(Saved entries)
* * *
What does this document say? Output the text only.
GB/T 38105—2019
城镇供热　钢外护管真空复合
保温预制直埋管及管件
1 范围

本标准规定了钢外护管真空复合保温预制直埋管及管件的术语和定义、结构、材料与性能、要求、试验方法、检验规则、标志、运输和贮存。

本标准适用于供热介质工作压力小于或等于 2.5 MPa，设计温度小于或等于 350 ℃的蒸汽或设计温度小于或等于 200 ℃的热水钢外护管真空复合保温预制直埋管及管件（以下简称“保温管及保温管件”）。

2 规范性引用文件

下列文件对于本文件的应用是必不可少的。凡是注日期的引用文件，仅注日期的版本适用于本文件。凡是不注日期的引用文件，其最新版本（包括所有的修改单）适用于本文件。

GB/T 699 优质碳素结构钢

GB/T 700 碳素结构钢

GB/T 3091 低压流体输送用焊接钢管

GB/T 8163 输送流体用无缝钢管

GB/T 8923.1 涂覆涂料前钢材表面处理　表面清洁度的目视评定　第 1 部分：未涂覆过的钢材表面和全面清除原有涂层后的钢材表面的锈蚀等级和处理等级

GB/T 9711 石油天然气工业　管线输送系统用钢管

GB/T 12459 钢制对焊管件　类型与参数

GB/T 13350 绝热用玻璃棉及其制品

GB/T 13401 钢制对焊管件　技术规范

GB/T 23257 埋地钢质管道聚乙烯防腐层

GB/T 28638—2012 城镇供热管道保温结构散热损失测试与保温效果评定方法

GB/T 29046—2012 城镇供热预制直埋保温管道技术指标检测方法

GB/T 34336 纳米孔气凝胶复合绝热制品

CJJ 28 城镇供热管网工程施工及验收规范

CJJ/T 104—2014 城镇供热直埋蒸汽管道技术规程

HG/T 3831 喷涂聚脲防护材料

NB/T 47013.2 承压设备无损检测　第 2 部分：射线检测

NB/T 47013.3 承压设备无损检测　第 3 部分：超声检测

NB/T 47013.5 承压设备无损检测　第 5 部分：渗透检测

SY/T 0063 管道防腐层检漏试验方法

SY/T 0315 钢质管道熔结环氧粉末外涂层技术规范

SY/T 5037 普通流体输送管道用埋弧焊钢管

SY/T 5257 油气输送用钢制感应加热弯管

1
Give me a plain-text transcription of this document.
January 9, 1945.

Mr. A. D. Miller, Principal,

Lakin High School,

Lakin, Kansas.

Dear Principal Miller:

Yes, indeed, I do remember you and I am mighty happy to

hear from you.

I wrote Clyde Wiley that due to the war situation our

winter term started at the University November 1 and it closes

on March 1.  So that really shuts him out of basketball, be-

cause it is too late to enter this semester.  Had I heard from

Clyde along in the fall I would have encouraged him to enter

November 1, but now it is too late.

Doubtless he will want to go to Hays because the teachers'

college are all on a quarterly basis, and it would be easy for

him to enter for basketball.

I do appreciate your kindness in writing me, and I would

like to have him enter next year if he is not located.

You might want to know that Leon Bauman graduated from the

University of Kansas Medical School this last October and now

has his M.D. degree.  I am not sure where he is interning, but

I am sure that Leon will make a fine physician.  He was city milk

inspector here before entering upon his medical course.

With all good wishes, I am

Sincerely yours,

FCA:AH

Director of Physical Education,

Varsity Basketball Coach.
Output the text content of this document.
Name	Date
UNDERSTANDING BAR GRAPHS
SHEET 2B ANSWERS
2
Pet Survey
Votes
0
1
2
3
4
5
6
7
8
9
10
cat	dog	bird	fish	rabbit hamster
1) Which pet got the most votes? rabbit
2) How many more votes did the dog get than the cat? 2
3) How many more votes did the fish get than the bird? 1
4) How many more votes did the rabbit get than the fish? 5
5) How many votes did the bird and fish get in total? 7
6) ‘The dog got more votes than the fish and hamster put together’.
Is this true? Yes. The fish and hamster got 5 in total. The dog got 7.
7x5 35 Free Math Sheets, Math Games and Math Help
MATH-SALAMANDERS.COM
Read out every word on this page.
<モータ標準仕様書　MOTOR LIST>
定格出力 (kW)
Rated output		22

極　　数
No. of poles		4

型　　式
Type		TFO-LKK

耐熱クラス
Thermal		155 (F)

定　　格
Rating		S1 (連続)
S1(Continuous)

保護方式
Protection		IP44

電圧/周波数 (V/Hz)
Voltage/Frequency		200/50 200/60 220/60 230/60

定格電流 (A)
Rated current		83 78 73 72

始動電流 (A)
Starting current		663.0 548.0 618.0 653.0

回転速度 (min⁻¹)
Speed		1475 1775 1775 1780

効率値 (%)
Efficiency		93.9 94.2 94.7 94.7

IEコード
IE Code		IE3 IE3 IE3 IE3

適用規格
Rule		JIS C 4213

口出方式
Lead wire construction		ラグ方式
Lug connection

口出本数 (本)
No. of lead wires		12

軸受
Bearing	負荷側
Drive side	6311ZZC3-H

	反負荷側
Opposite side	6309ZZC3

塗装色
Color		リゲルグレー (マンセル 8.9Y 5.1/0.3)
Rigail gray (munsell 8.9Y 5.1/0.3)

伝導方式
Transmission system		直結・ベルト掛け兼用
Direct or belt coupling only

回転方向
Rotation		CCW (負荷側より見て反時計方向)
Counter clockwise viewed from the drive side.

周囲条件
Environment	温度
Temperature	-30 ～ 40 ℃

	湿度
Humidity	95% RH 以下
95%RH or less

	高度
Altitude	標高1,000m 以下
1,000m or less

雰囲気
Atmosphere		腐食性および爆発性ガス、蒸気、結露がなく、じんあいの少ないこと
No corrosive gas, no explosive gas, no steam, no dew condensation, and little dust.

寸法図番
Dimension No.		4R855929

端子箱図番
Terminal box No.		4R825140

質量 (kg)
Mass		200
* * *
» What is required
Transcribe each record exactly. Leave nothing out.

» Completed task
What does this document say? Output the text only.
GB/T 38105—2019
城镇供热　钢外护管真空复合
保温预制直埋管及管件
1 范围

本标准规定了钢外护管真空复合保温预制直埋管及管件的术语和定义、结构、材料与性能、要求、试验方法、检验规则、标志、运输和贮存。

本标准适用于供热介质工作压力小于或等于 2.5 MPa，设计温度小于或等于 350 ℃的蒸汽或设计温度小于或等于 200 ℃的热水钢外护管真空复合保温预制直埋管及管件（以下简称“保温管及保温管件”）。

2 规范性引用文件

下列文件对于本文件的应用是必不可少的。凡是注日期的引用文件，仅注日期的版本适用于本文件。凡是不注日期的引用文件，其最新版本（包括所有的修改单）适用于本文件。

GB/T 699 优质碳素结构钢

GB/T 700 碳素结构钢

GB/T 3091 低压流体输送用焊接钢管

GB/T 8163 输送流体用无缝钢管

GB/T 8923.1 涂覆涂料前钢材表面处理　表面清洁度的目视评定　第 1 部分：未涂覆过的钢材表面和全面清除原有涂层后的钢材表面的锈蚀等级和处理等级

GB/T 9711 石油天然气工业　管线输送系统用钢管

GB/T 12459 钢制对焊管件　类型与参数

GB/T 13350 绝热用玻璃棉及其制品

GB/T 13401 钢制对焊管件　技术规范

GB/T 23257 埋地钢质管道聚乙烯防腐层

GB/T 28638—2012 城镇供热管道保温结构散热损失测试与保温效果评定方法

GB/T 29046—2012 城镇供热预制直埋保温管道技术指标检测方法

GB/T 34336 纳米孔气凝胶复合绝热制品

CJJ 28 城镇供热管网工程施工及验收规范

CJJ/T 104—2014 城镇供热直埋蒸汽管道技术规程

HG/T 3831 喷涂聚脲防护材料

NB/T 47013.2 承压设备无损检测　第 2 部分：射线检测

NB/T 47013.3 承压设备无损检测　第 3 部分：超声检测

NB/T 47013.5 承压设备无损检测　第 5 部分：渗透检测

SY/T 0063 管道防腐层检漏试验方法

SY/T 0315 钢质管道熔结环氧粉末外涂层技术规范

SY/T 5037 普通流体输送管道用埋弧焊钢管

SY/T 5257 油气输送用钢制感应加热弯管

1
Give me a plain-text transcription of this document.
January 9, 1945.

Mr. A. D. Miller, Principal,

Lakin High School,

Lakin, Kansas.

Dear Principal Miller:

Yes, indeed, I do remember you and I am mighty happy to

hear from you.

I wrote Clyde Wiley that due to the war situation our

winter term started at the University November 1 and it closes

on March 1.  So that really shuts him out of basketball, be-

cause it is too late to enter this semester.  Had I heard from

Clyde along in the fall I would have encouraged him to enter

November 1, but now it is too late.

Doubtless he will want to go to Hays because the teachers'

college are all on a quarterly basis, and it would be easy for

him to enter for basketball.

I do appreciate your kindness in writing me, and I would

like to have him enter next year if he is not located.

You might want to know that Leon Bauman graduated from the

University of Kansas Medical School this last October and now

has his M.D. degree.  I am not sure where he is interning, but

I am sure that Leon will make a fine physician.  He was city milk

inspector here before entering upon his medical course.

With all good wishes, I am

Sincerely yours,

FCA:AH

Director of Physical Education,

Varsity Basketball Coach.
Output the text content of this document.
Name	Date
UNDERSTANDING BAR GRAPHS
SHEET 2B ANSWERS
2
Pet Survey
Votes
0
1
2
3
4
5
6
7
8
9
10
cat	dog	bird	fish	rabbit hamster
1) Which pet got the most votes? rabbit
2) How many more votes did the dog get than the cat? 2
3) How many more votes did the fish get than the bird? 1
4) How many more votes did the rabbit get than the fish? 5
5) How many votes did the bird and fish get in total? 7
6) ‘The dog got more votes than the fish and hamster put together’.
Is this true? Yes. The fish and hamster got 5 in total. The dog got 7.
7x5 35 Free Math Sheets, Math Games and Math Help
MATH-SALAMANDERS.COM
Read out every word on this page.
<モータ標準仕様書　MOTOR LIST>
定格出力 (kW)
Rated output		22

極　　数
No. of poles		4

型　　式
Type		TFO-LKK

耐熱クラス
Thermal		155 (F)

定　　格
Rating		S1 (連続)
S1(Continuous)

保護方式
Protection		IP44

電圧/周波数 (V/Hz)
Voltage/Frequency		200/50 200/60 220/60 230/60

定格電流 (A)
Rated current		83 78 73 72

始動電流 (A)
Starting current		663.0 548.0 618.0 653.0

回転速度 (min⁻¹)
Speed		1475 1775 1775 1780

効率値 (%)
Efficiency		93.9 94.2 94.7 94.7

IEコード
IE Code		IE3 IE3 IE3 IE3

適用規格
Rule		JIS C 4213

口出方式
Lead wire construction		ラグ方式
Lug connection

口出本数 (本)
No. of lead wires		12

軸受
Bearing	負荷側
Drive side	6311ZZC3-H

	反負荷側
Opposite side	6309ZZC3

塗装色
Color		リゲルグレー (マンセル 8.9Y 5.1/0.3)
Rigail gray (munsell 8.9Y 5.1/0.3)

伝導方式
Transmission system		直結・ベルト掛け兼用
Direct or belt coupling only

回転方向
Rotation		CCW (負荷側より見て反時計方向)
Counter clockwise viewed from the drive side.

周囲条件
Environment	温度
Temperature	-30 ～ 40 ℃

	湿度
Humidity	95% RH 以下
95%RH or less

	高度
Altitude	標高1,000m 以下
1,000m or less

雰囲気
Atmosphere		腐食性および爆発性ガス、蒸気、結露がなく、じんあいの少ないこと
No corrosive gas, no explosive gas, no steam, no dew condensation, and little dust.

寸法図番
Dimension No.		4R855929

端子箱図番
Terminal box No.		4R825140

質量 (kg)
Mass		200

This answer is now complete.